◆ **Input rows**
┄┄┄┄┄┄┄┄┄┄┄┄┄┄┄┄┄┄┄┄
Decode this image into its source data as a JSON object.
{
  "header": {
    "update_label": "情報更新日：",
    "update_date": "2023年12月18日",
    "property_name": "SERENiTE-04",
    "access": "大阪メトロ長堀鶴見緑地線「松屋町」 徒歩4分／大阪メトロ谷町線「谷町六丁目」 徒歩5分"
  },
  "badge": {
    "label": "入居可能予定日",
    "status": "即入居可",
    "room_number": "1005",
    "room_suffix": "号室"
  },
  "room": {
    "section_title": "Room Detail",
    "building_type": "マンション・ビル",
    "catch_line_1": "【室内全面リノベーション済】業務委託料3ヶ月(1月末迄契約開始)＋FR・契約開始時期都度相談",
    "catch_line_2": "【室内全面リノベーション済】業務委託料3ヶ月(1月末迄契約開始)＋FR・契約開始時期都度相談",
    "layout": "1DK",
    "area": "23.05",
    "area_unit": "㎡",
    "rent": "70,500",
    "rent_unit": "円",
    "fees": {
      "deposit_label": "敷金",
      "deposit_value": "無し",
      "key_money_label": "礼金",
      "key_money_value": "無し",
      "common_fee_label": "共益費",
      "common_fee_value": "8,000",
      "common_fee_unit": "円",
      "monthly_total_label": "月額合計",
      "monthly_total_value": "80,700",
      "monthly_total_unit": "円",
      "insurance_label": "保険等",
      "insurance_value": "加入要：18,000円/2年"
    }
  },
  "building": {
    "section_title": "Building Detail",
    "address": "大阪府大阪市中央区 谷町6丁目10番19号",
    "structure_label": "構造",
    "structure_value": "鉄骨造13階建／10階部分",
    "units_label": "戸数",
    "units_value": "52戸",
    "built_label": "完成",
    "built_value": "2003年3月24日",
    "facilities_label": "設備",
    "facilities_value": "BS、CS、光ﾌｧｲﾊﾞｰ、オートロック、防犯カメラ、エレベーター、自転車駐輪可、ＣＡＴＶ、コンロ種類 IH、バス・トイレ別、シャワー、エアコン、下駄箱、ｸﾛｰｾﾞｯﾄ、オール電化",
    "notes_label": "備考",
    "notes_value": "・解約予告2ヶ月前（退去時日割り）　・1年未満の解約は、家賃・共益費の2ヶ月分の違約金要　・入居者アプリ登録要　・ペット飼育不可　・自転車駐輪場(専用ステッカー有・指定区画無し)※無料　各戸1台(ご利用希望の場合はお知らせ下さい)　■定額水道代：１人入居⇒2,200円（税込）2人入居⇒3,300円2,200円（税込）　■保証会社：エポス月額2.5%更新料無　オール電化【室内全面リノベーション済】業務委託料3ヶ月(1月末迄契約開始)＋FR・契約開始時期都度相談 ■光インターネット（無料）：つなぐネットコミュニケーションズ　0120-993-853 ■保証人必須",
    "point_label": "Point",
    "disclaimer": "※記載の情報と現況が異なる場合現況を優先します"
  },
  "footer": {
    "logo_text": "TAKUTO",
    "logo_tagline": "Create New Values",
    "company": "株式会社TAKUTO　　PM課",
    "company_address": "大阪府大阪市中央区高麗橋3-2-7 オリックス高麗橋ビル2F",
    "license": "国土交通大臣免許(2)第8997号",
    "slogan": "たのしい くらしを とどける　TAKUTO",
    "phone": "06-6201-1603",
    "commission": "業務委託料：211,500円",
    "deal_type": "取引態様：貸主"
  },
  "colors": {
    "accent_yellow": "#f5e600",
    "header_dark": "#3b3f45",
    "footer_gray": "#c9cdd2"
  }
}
┄┄┄┄┄┄┄┄┄┄┄┄┄┄┄┄┄┄┄┄
◆ **What is expected**
Using the data above, return each line exactly as written.

◆ **Finished answer**
Decode this image into its source data as a JSON object.
{
  "header": {
    "update_label": "情報更新日：",
    "update_date": "2023年12月18日",
    "property_name": "SERENiTE-04",
    "access": "大阪メトロ長堀鶴見緑地線「松屋町」 徒歩4分／大阪メトロ谷町線「谷町六丁目」 徒歩5分"
  },
  "badge": {
    "label": "入居可能予定日",
    "status": "即入居可",
    "room_number": "1005",
    "room_suffix": "号室"
  },
  "room": {
    "section_title": "Room Detail",
    "building_type": "マンション・ビル",
    "catch_line_1": "【室内全面リノベーション済】業務委託料3ヶ月(1月末迄契約開始)＋FR・契約開始時期都度相談",
    "catch_line_2": "【室内全面リノベーション済】業務委託料3ヶ月(1月末迄契約開始)＋FR・契約開始時期都度相談",
    "layout": "1DK",
    "area": "23.05",
    "area_unit": "㎡",
    "rent": "70,500",
    "rent_unit": "円",
    "fees": {
      "deposit_label": "敷金",
      "deposit_value": "無し",
      "key_money_label": "礼金",
      "key_money_value": "無し",
      "common_fee_label": "共益費",
      "common_fee_value": "8,000",
      "common_fee_unit": "円",
      "monthly_total_label": "月額合計",
      "monthly_total_value": "80,700",
      "monthly_total_unit": "円",
      "insurance_label": "保険等",
      "insurance_value": "加入要：18,000円/2年"
    }
  },
  "building": {
    "section_title": "Building Detail",
    "address": "大阪府大阪市中央区 谷町6丁目10番19号",
    "structure_label": "構造",
    "structure_value": "鉄骨造13階建／10階部分",
    "units_label": "戸数",
    "units_value": "52戸",
    "built_label": "完成",
    "built_value": "2003年3月24日",
    "facilities_label": "設備",
    "facilities_value": "BS、CS、光ﾌｧｲﾊﾞｰ、オートロック、防犯カメラ、エレベーター、自転車駐輪可、ＣＡＴＶ、コンロ種類 IH、バス・トイレ別、シャワー、エアコン、下駄箱、ｸﾛｰｾﾞｯﾄ、オール電化",
    "notes_label": "備考",
    "notes_value": "・解約予告2ヶ月前（退去時日割り）　・1年未満の解約は、家賃・共益費の2ヶ月分の違約金要　・入居者アプリ登録要　・ペット飼育不可　・自転車駐輪場(専用ステッカー有・指定区画無し)※無料　各戸1台(ご利用希望の場合はお知らせ下さい)　■定額水道代：１人入居⇒2,200円（税込）2人入居⇒3,300円2,200円（税込）　■保証会社：エポス月額2.5%更新料無　オール電化【室内全面リノベーション済】業務委託料3ヶ月(1月末迄契約開始)＋FR・契約開始時期都度相談 ■光インターネット（無料）：つなぐネットコミュニケーションズ　0120-993-853 ■保証人必須",
    "point_label": "Point",
    "disclaimer": "※記載の情報と現況が異なる場合現況を優先します"
  },
  "footer": {
    "logo_text": "TAKUTO",
    "logo_tagline": "Create New Values",
    "company": "株式会社TAKUTO　　PM課",
    "company_address": "大阪府大阪市中央区高麗橋3-2-7 オリックス高麗橋ビル2F",
    "license": "国土交通大臣免許(2)第8997号",
    "slogan": "たのしい くらしを とどける　TAKUTO",
    "phone": "06-6201-1603",
    "commission": "業務委託料：211,500円",
    "deal_type": "取引態様：貸主"
  },
  "colors": {
    "accent_yellow": "#f5e600",
    "header_dark": "#3b3f45",
    "footer_gray": "#c9cdd2"
  }
}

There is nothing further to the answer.